Start of RAW RECORDS
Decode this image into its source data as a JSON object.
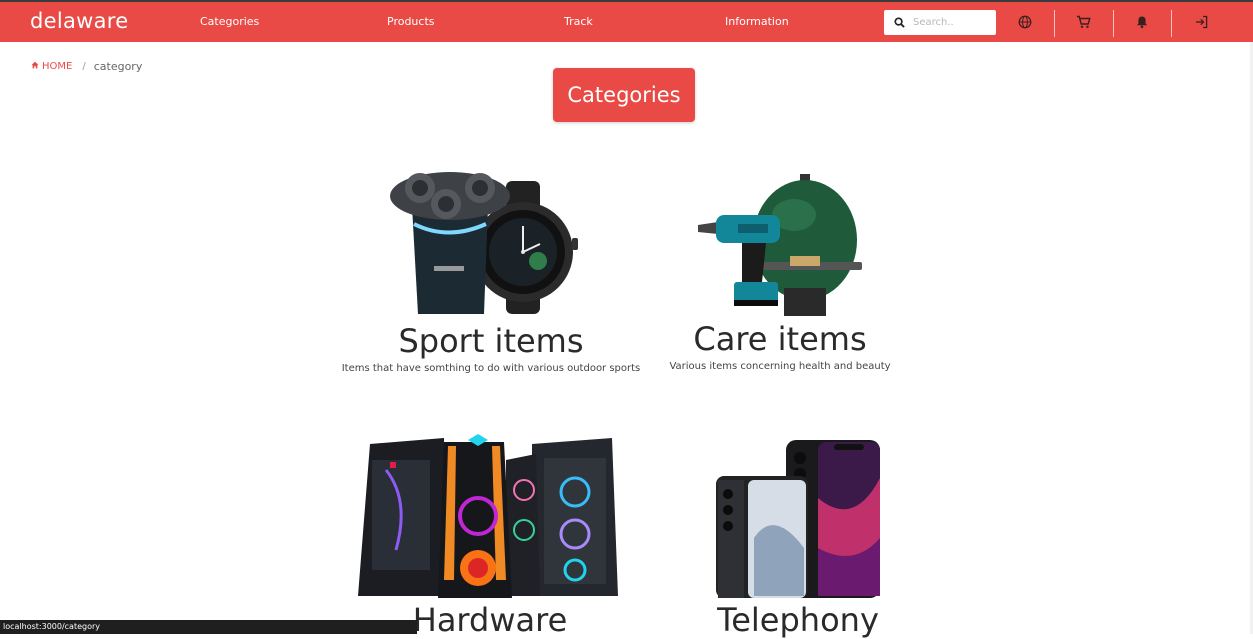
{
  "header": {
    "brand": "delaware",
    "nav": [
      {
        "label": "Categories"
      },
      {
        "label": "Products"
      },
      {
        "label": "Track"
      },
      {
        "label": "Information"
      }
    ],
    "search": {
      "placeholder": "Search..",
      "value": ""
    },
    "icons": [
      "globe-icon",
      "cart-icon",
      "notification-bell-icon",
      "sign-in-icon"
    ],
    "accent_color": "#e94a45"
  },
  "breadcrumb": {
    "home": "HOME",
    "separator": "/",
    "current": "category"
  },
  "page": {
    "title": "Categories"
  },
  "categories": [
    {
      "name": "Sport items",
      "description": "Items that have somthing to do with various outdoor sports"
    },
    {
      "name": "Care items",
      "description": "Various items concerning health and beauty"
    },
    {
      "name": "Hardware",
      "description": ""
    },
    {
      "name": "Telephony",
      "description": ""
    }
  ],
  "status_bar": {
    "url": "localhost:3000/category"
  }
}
End of RAW RECORDS
Start of RAW RECORDS
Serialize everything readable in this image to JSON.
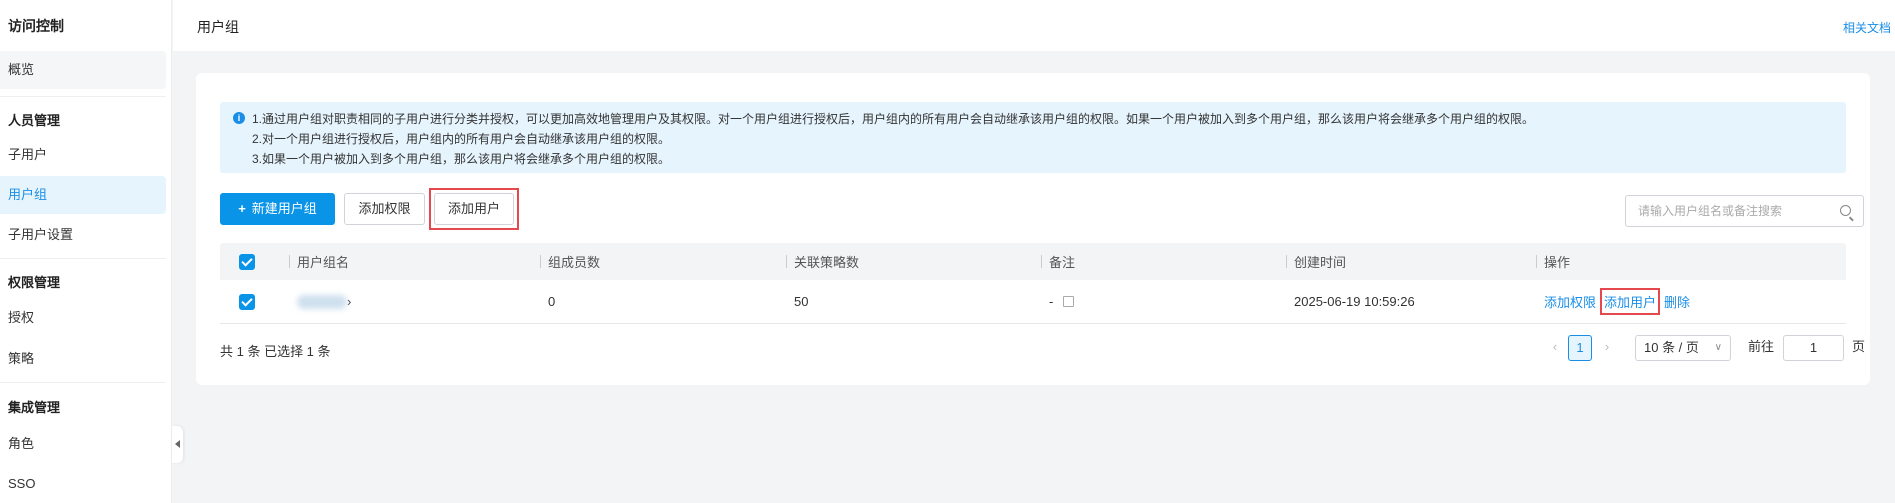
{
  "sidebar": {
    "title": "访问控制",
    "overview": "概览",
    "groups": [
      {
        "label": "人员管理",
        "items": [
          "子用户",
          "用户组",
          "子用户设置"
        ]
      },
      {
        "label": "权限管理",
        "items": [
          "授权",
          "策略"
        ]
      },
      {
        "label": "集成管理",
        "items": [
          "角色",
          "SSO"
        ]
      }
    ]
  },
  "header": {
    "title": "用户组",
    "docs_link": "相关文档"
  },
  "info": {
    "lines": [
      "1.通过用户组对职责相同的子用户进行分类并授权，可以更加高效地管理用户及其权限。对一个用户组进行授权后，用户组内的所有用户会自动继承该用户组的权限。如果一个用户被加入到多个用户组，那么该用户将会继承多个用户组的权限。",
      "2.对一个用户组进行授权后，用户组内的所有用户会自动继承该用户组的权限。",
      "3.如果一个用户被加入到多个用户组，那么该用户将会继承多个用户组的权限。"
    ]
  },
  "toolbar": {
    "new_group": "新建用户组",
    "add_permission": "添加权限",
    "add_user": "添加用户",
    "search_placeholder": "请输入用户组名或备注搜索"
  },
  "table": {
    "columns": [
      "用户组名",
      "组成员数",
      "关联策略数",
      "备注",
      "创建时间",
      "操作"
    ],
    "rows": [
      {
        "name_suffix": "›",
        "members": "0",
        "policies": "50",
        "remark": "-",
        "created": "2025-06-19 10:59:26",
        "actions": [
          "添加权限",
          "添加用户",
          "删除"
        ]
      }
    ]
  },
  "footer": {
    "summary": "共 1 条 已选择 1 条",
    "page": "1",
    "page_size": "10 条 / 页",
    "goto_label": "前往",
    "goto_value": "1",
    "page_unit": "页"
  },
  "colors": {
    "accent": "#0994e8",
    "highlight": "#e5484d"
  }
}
End of RAW RECORDS
DIRECTIONS FOR THIS TASK:
Copy out every line with the word "那么该用户将会继承多个用户组的权限".

FULL RESPONSE:
      "1.通过用户组对职责相同的子用户进行分类并授权，可以更加高效地管理用户及其权限。对一个用户组进行授权后，用户组内的所有用户会自动继承该用户组的权限。如果一个用户被加入到多个用户组，那么该用户将会继承多个用户组的权限。",
      "3.如果一个用户被加入到多个用户组，那么该用户将会继承多个用户组的权限。"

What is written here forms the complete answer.